Your answer should be a single number: the count of lines containing the string "stuck".

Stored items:
━━━

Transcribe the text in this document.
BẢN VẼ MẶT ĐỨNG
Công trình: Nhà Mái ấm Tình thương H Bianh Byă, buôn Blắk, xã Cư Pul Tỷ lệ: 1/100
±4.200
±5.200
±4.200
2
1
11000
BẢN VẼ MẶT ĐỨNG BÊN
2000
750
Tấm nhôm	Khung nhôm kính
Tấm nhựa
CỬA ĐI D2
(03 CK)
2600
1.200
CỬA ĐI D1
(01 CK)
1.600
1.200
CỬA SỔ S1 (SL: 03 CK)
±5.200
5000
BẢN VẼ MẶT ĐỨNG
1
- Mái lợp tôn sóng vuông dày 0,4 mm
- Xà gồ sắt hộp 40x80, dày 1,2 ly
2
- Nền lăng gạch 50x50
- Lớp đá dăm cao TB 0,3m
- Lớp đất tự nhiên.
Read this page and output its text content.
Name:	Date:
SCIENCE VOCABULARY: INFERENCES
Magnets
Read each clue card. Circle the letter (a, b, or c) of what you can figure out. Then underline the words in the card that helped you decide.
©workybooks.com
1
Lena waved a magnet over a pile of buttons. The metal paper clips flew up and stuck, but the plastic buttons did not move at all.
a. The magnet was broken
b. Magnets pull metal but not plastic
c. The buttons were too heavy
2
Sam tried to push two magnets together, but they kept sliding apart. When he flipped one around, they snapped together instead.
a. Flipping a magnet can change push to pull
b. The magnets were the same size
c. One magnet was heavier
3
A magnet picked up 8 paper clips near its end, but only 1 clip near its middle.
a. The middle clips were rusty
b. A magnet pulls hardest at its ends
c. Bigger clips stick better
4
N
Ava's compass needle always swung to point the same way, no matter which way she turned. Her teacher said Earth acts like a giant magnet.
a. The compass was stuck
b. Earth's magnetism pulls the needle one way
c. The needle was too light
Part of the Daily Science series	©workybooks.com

━━━

Response:
2